**REQUIRED TASK**
Write out the material exactly, with the pictures left out.

········

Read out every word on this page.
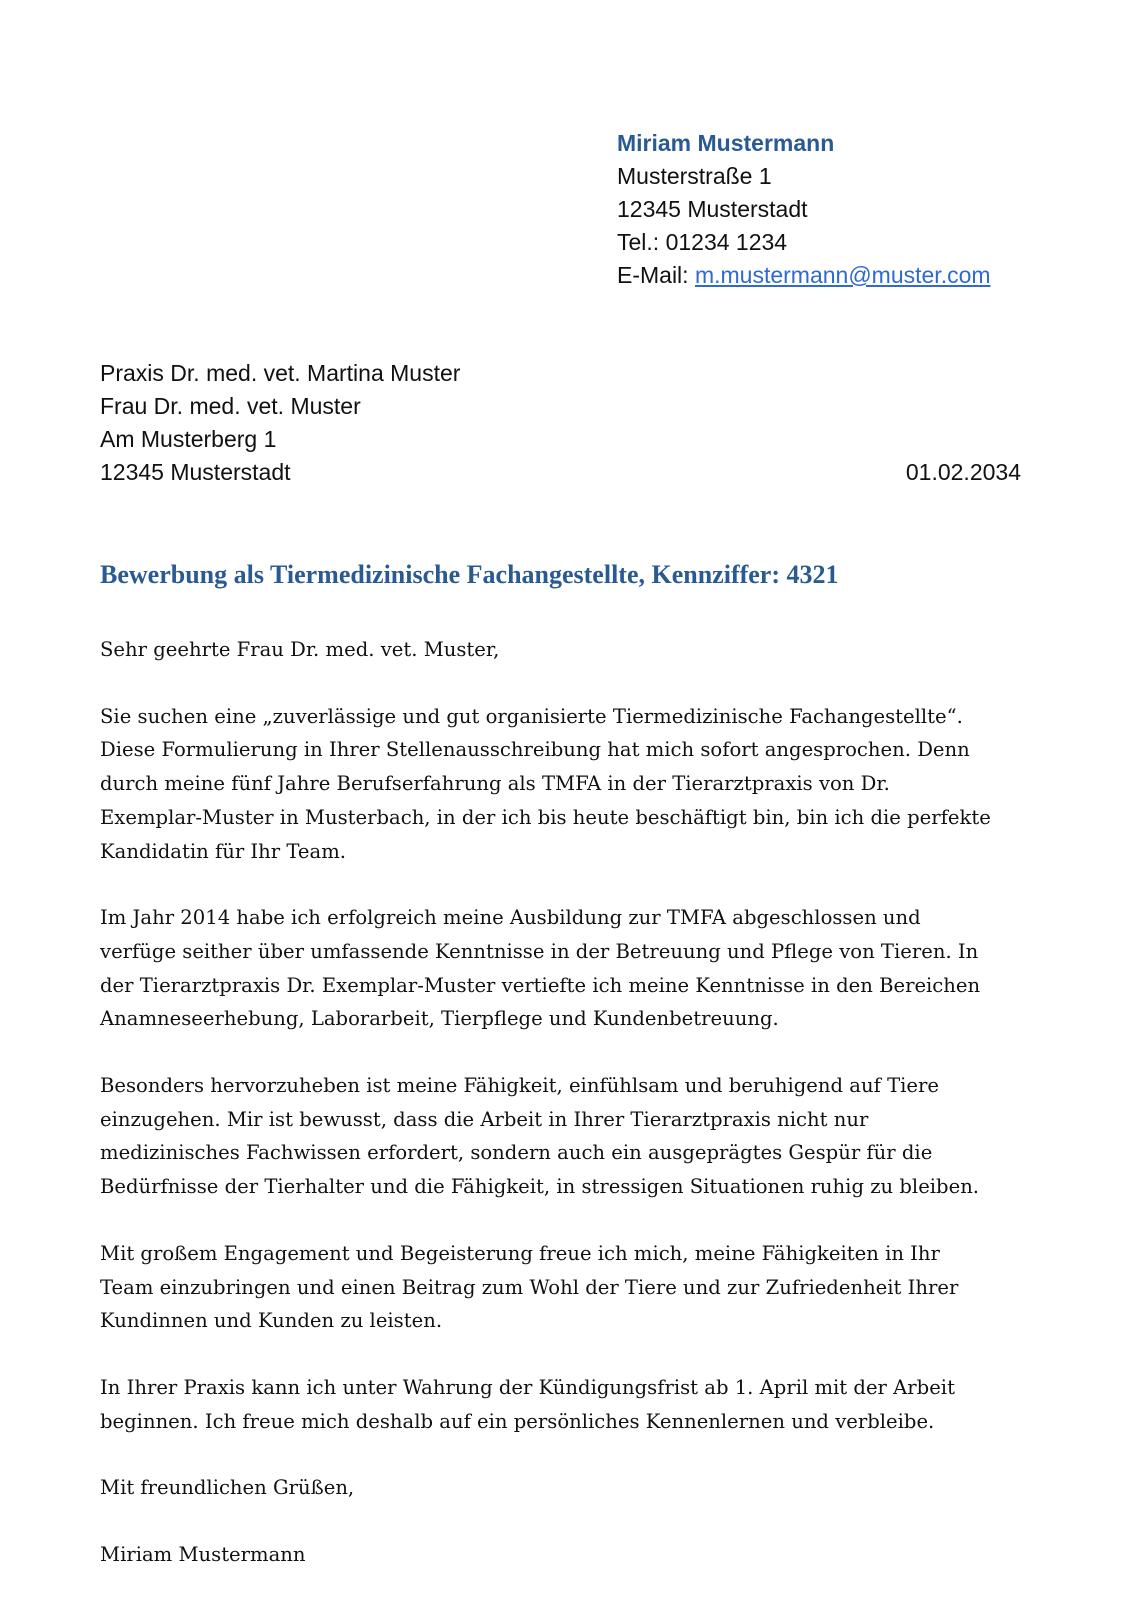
Miriam Mustermann
Musterstraße 1
12345 Musterstadt
Tel.: 01234 1234
E-Mail: m.mustermann@muster.com
Praxis Dr. med. vet. Martina Muster
Frau Dr. med. vet. Muster
Am Musterberg 1
12345 Musterstadt	01.02.2034
Bewerbung als Tiermedizinische Fachangestellte, Kennziffer: 4321

Sehr geehrte Frau Dr. med. vet. Muster,

Sie suchen eine „zuverlässige und gut organisierte Tiermedizinische Fachangestellte“.
Diese Formulierung in Ihrer Stellenausschreibung hat mich sofort angesprochen. Denn
durch meine fünf Jahre Berufserfahrung als TMFA in der Tierarztpraxis von Dr.
Exemplar-Muster in Musterbach, in der ich bis heute beschäftigt bin, bin ich die perfekte
Kandidatin für Ihr Team.

Im Jahr 2014 habe ich erfolgreich meine Ausbildung zur TMFA abgeschlossen und
verfüge seither über umfassende Kenntnisse in der Betreuung und Pflege von Tieren. In
der Tierarztpraxis Dr. Exemplar-Muster vertiefte ich meine Kenntnisse in den Bereichen
Anamneseerhebung, Laborarbeit, Tierpflege und Kundenbetreuung.

Besonders hervorzuheben ist meine Fähigkeit, einfühlsam und beruhigend auf Tiere
einzugehen. Mir ist bewusst, dass die Arbeit in Ihrer Tierarztpraxis nicht nur
medizinisches Fachwissen erfordert, sondern auch ein ausgeprägtes Gespür für die
Bedürfnisse der Tierhalter und die Fähigkeit, in stressigen Situationen ruhig zu bleiben.

Mit großem Engagement und Begeisterung freue ich mich, meine Fähigkeiten in Ihr
Team einzubringen und einen Beitrag zum Wohl der Tiere und zur Zufriedenheit Ihrer
Kundinnen und Kunden zu leisten.

In Ihrer Praxis kann ich unter Wahrung der Kündigungsfrist ab 1. April mit der Arbeit
beginnen. Ich freue mich deshalb auf ein persönliches Kennenlernen und verbleibe.

Mit freundlichen Grüßen,

Miriam Mustermann
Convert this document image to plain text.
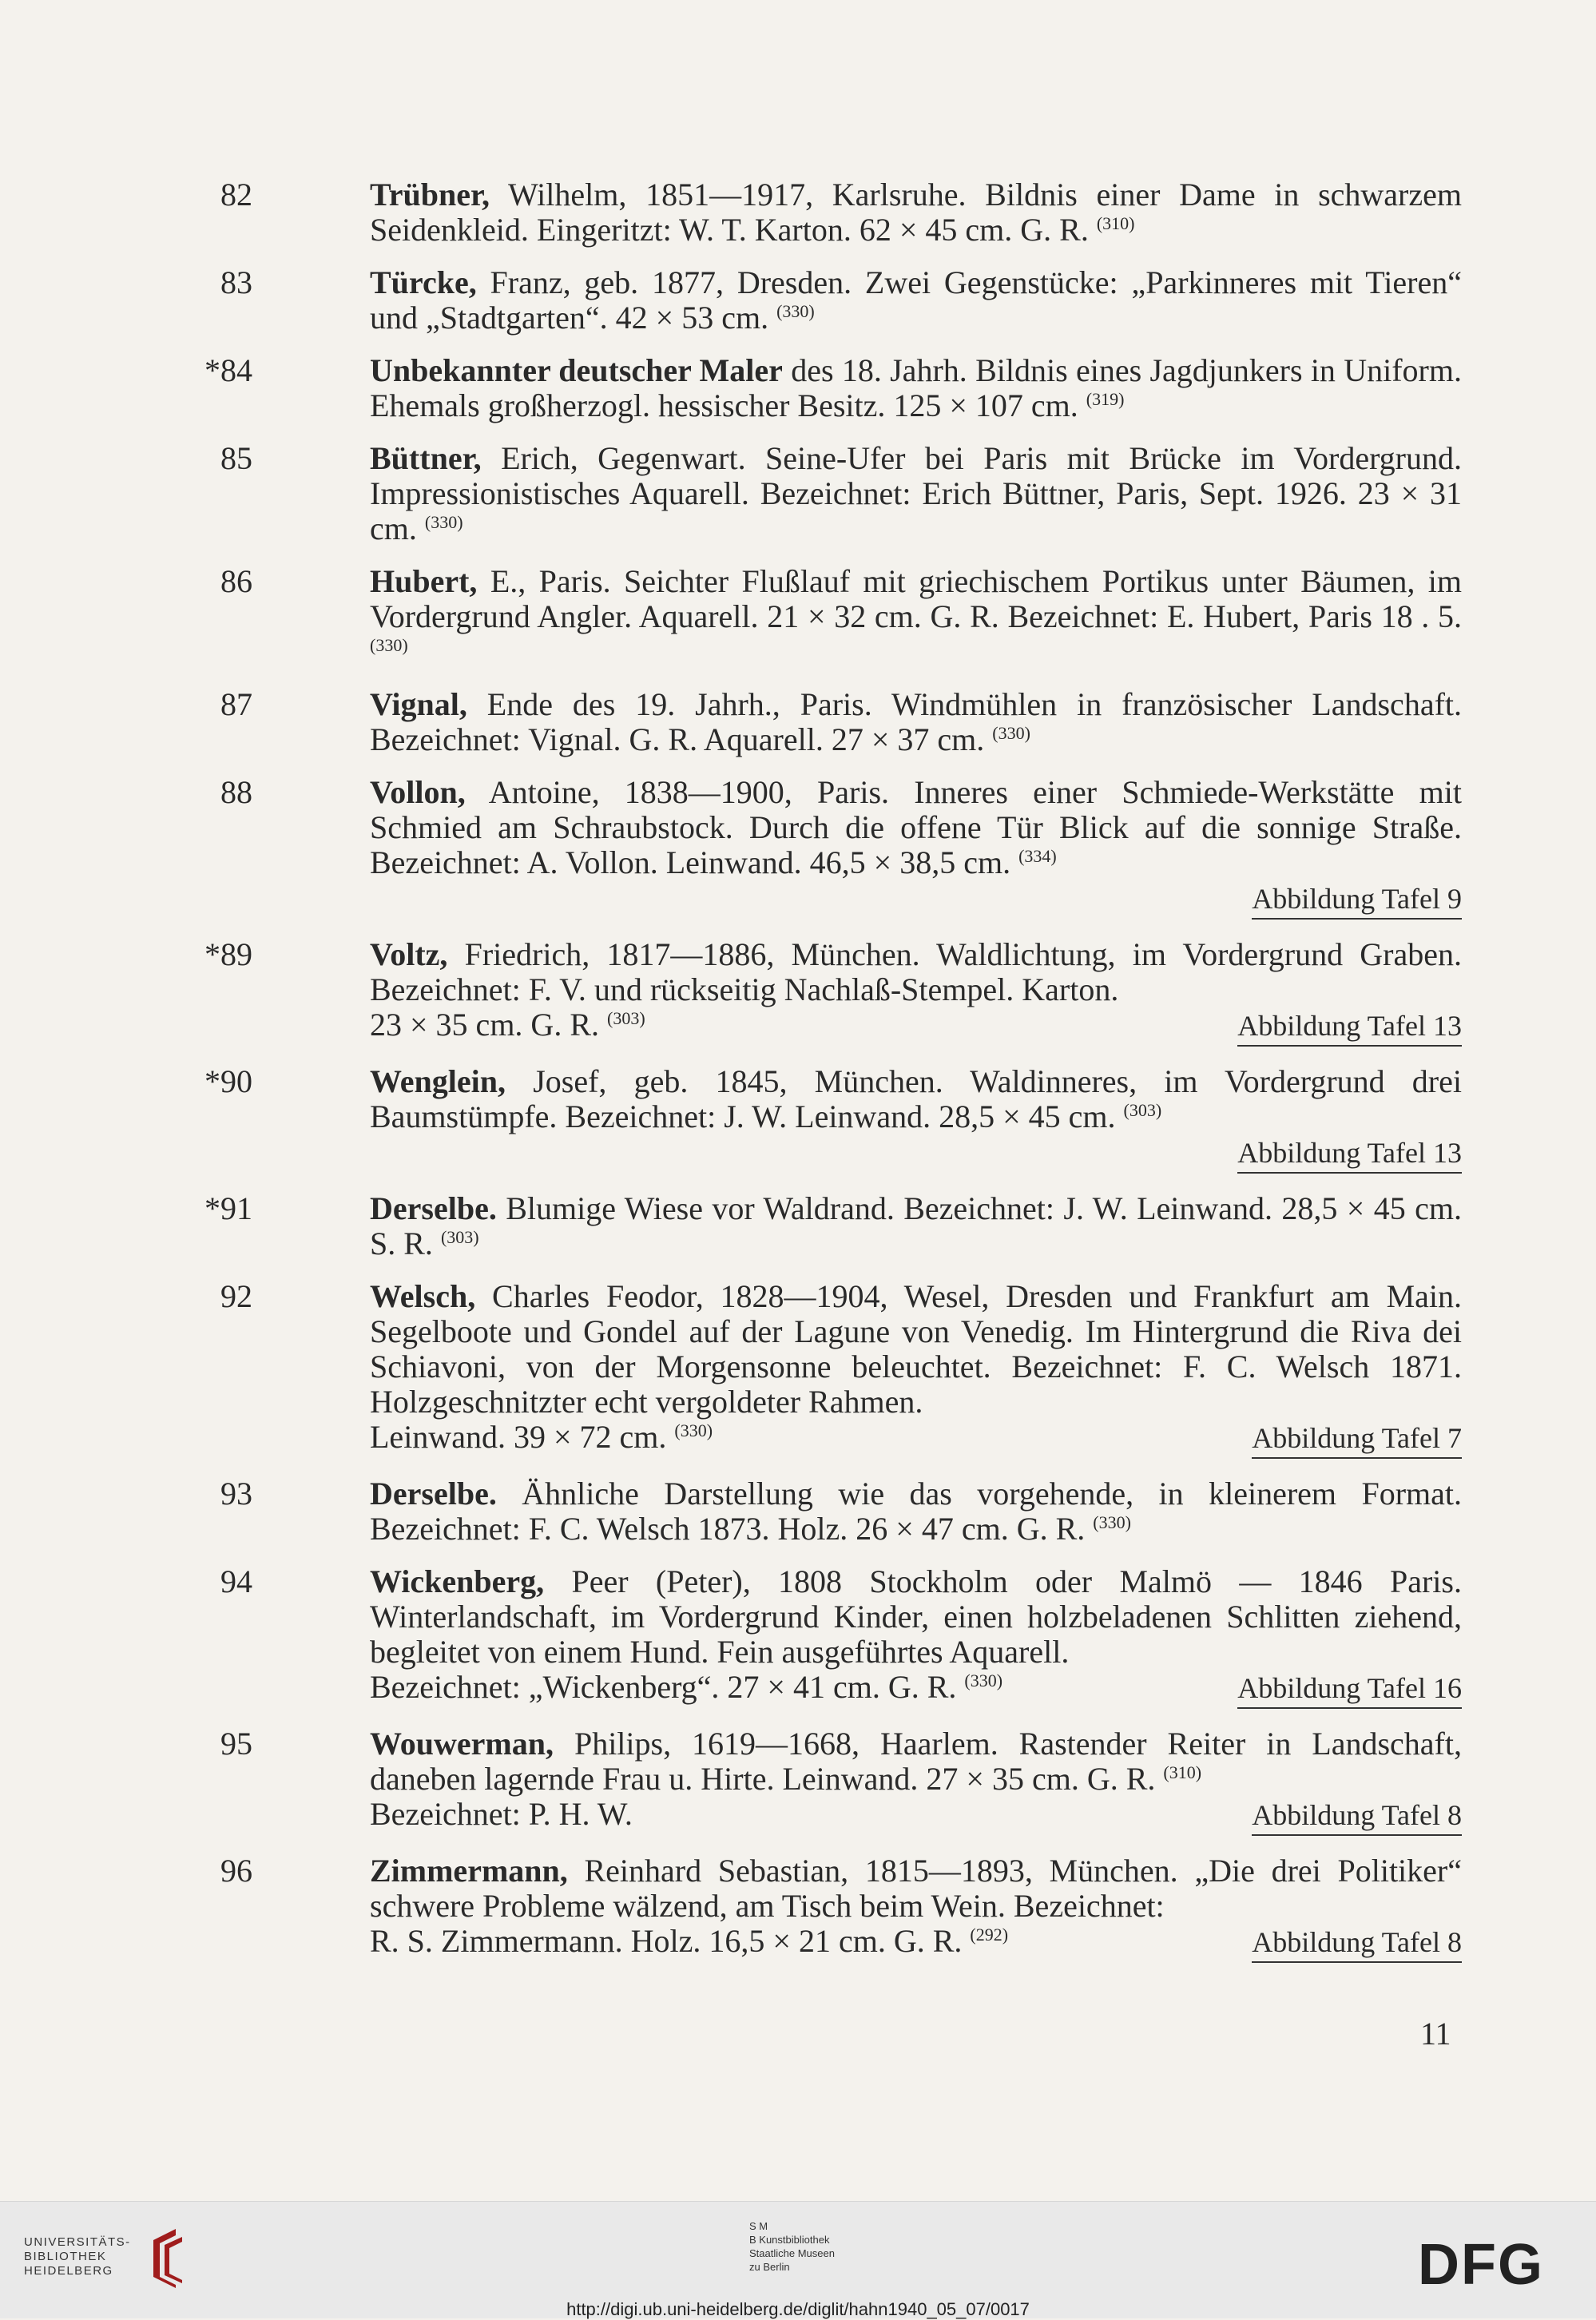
82	Trübner, Wilhelm, 1851—1917, Karlsruhe. Bildnis einer Dame in schwarzem Seidenkleid. Eingeritzt: W. T. Karton. 62 × 45 cm. G. R. $^{(310)}$
83	Türcke, Franz, geb. 1877, Dresden. Zwei Gegenstücke: „Parkinneres mit Tieren“ und „Stadtgarten“. 42 × 53 cm. $^{(330)}$
*84	Unbekannter deutscher Maler des 18. Jahrh. Bildnis eines Jagdjunkers in Uniform. Ehemals großherzogl. hessischer Besitz. 125 × 107 cm. $^{(319)}$
85	Büttner, Erich, Gegenwart. Seine-Ufer bei Paris mit Brücke im Vordergrund. Impressionistisches Aquarell. Bezeichnet: Erich Büttner, Paris, Sept. 1926. 23 × 31 cm. $^{(330)}$
86	Hubert, E., Paris. Seichter Flußlauf mit griechischem Portikus unter Bäumen, im Vordergrund Angler. Aquarell. 21 × 32 cm. G. R. Bezeichnet: E. Hubert, Paris 18 . 5. $^{(330)}$
87	Vignal, Ende des 19. Jahrh., Paris. Windmühlen in französischer Landschaft. Bezeichnet: Vignal. G. R. Aquarell. 27 × 37 cm. $^{(330)}$
88	Vollon, Antoine, 1838—1900, Paris. Inneres einer Schmiede-Werkstätte mit Schmied am Schraubstock. Durch die offene Tür Blick auf die sonnige Straße. Bezeichnet: A. Vollon. Leinwand. 46,5 × 38,5 cm. $^{(334)}$
Abbildung Tafel 9
*89	Voltz, Friedrich, 1817—1886, München. Waldlichtung, im Vordergrund Graben. Bezeichnet: F. V. und rückseitig Nachlaß-Stempel. Karton.
23 × 35 cm. G. R. $^{(303)}$	Abbildung Tafel 13
*90	Wenglein, Josef, geb. 1845, München. Waldinneres, im Vordergrund drei Baumstümpfe. Bezeichnet: J. W. Leinwand. 28,5 × 45 cm. $^{(303)}$
Abbildung Tafel 13
*91	Derselbe. Blumige Wiese vor Waldrand. Bezeichnet: J. W. Leinwand. 28,5 × 45 cm. S. R. $^{(303)}$
92	Welsch, Charles Feodor, 1828—1904, Wesel, Dresden und Frankfurt am Main. Segelboote und Gondel auf der Lagune von Venedig. Im Hintergrund die Riva dei Schiavoni, von der Morgensonne beleuchtet. Bezeichnet: F. C. Welsch 1871. Holzgeschnitzter echt vergoldeter Rahmen.
Leinwand. 39 × 72 cm. $^{(330)}$	Abbildung Tafel 7
93	Derselbe. Ähnliche Darstellung wie das vorgehende, in kleinerem Format. Bezeichnet: F. C. Welsch 1873. Holz. 26 × 47 cm. G. R. $^{(330)}$
94	Wickenberg, Peer (Peter), 1808 Stockholm oder Malmö — 1846 Paris. Winterlandschaft, im Vordergrund Kinder, einen holzbeladenen Schlitten ziehend, begleitet von einem Hund. Fein ausgeführtes Aquarell.
Bezeichnet: „Wickenberg“. 27 × 41 cm. G. R. $^{(330)}$	Abbildung Tafel 16
95	Wouwerman, Philips, 1619—1668, Haarlem. Rastender Reiter in Landschaft, daneben lagernde Frau u. Hirte. Leinwand. 27 × 35 cm. G. R. $^{(310)}$
Bezeichnet: P. H. W.	Abbildung Tafel 8
96	Zimmermann, Reinhard Sebastian, 1815—1893, München. „Die drei Politiker“ schwere Probleme wälzend, am Tisch beim Wein. Bezeichnet:
R. S. Zimmermann. Holz. 16,5 × 21 cm. G. R. $^{(292)}$	Abbildung Tafel 8
11
UNIVERSITÄTS-
BIBLIOTHEK
HEIDELBERG
S M
B Kunstbibliothek
Staatliche Museen
zu Berlin	DFG
http://digi.ub.uni-heidelberg.de/diglit/hahn1940_05_07/0017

········

**WRITTEN REPLY**
Read out every word on this page.
Miriam Mustermann
Musterstraße 1
12345 Musterstadt
Tel.: 01234 1234
E-Mail: m.mustermann@muster.com
Praxis Dr. med. vet. Martina Muster
Frau Dr. med. vet. Muster
Am Musterberg 1
12345 Musterstadt	01.02.2034
Bewerbung als Tiermedizinische Fachangestellte, Kennziffer: 4321

Sehr geehrte Frau Dr. med. vet. Muster,

Sie suchen eine „zuverlässige und gut organisierte Tiermedizinische Fachangestellte“.
Diese Formulierung in Ihrer Stellenausschreibung hat mich sofort angesprochen. Denn
durch meine fünf Jahre Berufserfahrung als TMFA in der Tierarztpraxis von Dr.
Exemplar-Muster in Musterbach, in der ich bis heute beschäftigt bin, bin ich die perfekte
Kandidatin für Ihr Team.

Im Jahr 2014 habe ich erfolgreich meine Ausbildung zur TMFA abgeschlossen und
verfüge seither über umfassende Kenntnisse in der Betreuung und Pflege von Tieren. In
der Tierarztpraxis Dr. Exemplar-Muster vertiefte ich meine Kenntnisse in den Bereichen
Anamneseerhebung, Laborarbeit, Tierpflege und Kundenbetreuung.

Besonders hervorzuheben ist meine Fähigkeit, einfühlsam und beruhigend auf Tiere
einzugehen. Mir ist bewusst, dass die Arbeit in Ihrer Tierarztpraxis nicht nur
medizinisches Fachwissen erfordert, sondern auch ein ausgeprägtes Gespür für die
Bedürfnisse der Tierhalter und die Fähigkeit, in stressigen Situationen ruhig zu bleiben.

Mit großem Engagement und Begeisterung freue ich mich, meine Fähigkeiten in Ihr
Team einzubringen und einen Beitrag zum Wohl der Tiere und zur Zufriedenheit Ihrer
Kundinnen und Kunden zu leisten.

In Ihrer Praxis kann ich unter Wahrung der Kündigungsfrist ab 1. April mit der Arbeit
beginnen. Ich freue mich deshalb auf ein persönliches Kennenlernen und verbleibe.

Mit freundlichen Grüßen,

Miriam Mustermann
Convert this document image to plain text.
82	Trübner, Wilhelm, 1851—1917, Karlsruhe. Bildnis einer Dame in schwarzem Seidenkleid. Eingeritzt: W. T. Karton. 62 × 45 cm. G. R. $^{(310)}$
83	Türcke, Franz, geb. 1877, Dresden. Zwei Gegenstücke: „Parkinneres mit Tieren“ und „Stadtgarten“. 42 × 53 cm. $^{(330)}$
*84	Unbekannter deutscher Maler des 18. Jahrh. Bildnis eines Jagdjunkers in Uniform. Ehemals großherzogl. hessischer Besitz. 125 × 107 cm. $^{(319)}$
85	Büttner, Erich, Gegenwart. Seine-Ufer bei Paris mit Brücke im Vordergrund. Impressionistisches Aquarell. Bezeichnet: Erich Büttner, Paris, Sept. 1926. 23 × 31 cm. $^{(330)}$
86	Hubert, E., Paris. Seichter Flußlauf mit griechischem Portikus unter Bäumen, im Vordergrund Angler. Aquarell. 21 × 32 cm. G. R. Bezeichnet: E. Hubert, Paris 18 . 5. $^{(330)}$
87	Vignal, Ende des 19. Jahrh., Paris. Windmühlen in französischer Landschaft. Bezeichnet: Vignal. G. R. Aquarell. 27 × 37 cm. $^{(330)}$
88	Vollon, Antoine, 1838—1900, Paris. Inneres einer Schmiede-Werkstätte mit Schmied am Schraubstock. Durch die offene Tür Blick auf die sonnige Straße. Bezeichnet: A. Vollon. Leinwand. 46,5 × 38,5 cm. $^{(334)}$
Abbildung Tafel 9
*89	Voltz, Friedrich, 1817—1886, München. Waldlichtung, im Vordergrund Graben. Bezeichnet: F. V. und rückseitig Nachlaß-Stempel. Karton.
23 × 35 cm. G. R. $^{(303)}$	Abbildung Tafel 13
*90	Wenglein, Josef, geb. 1845, München. Waldinneres, im Vordergrund drei Baumstümpfe. Bezeichnet: J. W. Leinwand. 28,5 × 45 cm. $^{(303)}$
Abbildung Tafel 13
*91	Derselbe. Blumige Wiese vor Waldrand. Bezeichnet: J. W. Leinwand. 28,5 × 45 cm. S. R. $^{(303)}$
92	Welsch, Charles Feodor, 1828—1904, Wesel, Dresden und Frankfurt am Main. Segelboote und Gondel auf der Lagune von Venedig. Im Hintergrund die Riva dei Schiavoni, von der Morgensonne beleuchtet. Bezeichnet: F. C. Welsch 1871. Holzgeschnitzter echt vergoldeter Rahmen.
Leinwand. 39 × 72 cm. $^{(330)}$	Abbildung Tafel 7
93	Derselbe. Ähnliche Darstellung wie das vorgehende, in kleinerem Format. Bezeichnet: F. C. Welsch 1873. Holz. 26 × 47 cm. G. R. $^{(330)}$
94	Wickenberg, Peer (Peter), 1808 Stockholm oder Malmö — 1846 Paris. Winterlandschaft, im Vordergrund Kinder, einen holzbeladenen Schlitten ziehend, begleitet von einem Hund. Fein ausgeführtes Aquarell.
Bezeichnet: „Wickenberg“. 27 × 41 cm. G. R. $^{(330)}$	Abbildung Tafel 16
95	Wouwerman, Philips, 1619—1668, Haarlem. Rastender Reiter in Landschaft, daneben lagernde Frau u. Hirte. Leinwand. 27 × 35 cm. G. R. $^{(310)}$
Bezeichnet: P. H. W.	Abbildung Tafel 8
96	Zimmermann, Reinhard Sebastian, 1815—1893, München. „Die drei Politiker“ schwere Probleme wälzend, am Tisch beim Wein. Bezeichnet:
R. S. Zimmermann. Holz. 16,5 × 21 cm. G. R. $^{(292)}$	Abbildung Tafel 8
11
UNIVERSITÄTS-
BIBLIOTHEK
HEIDELBERG
S M
B Kunstbibliothek
Staatliche Museen
zu Berlin	DFG
http://digi.ub.uni-heidelberg.de/diglit/hahn1940_05_07/0017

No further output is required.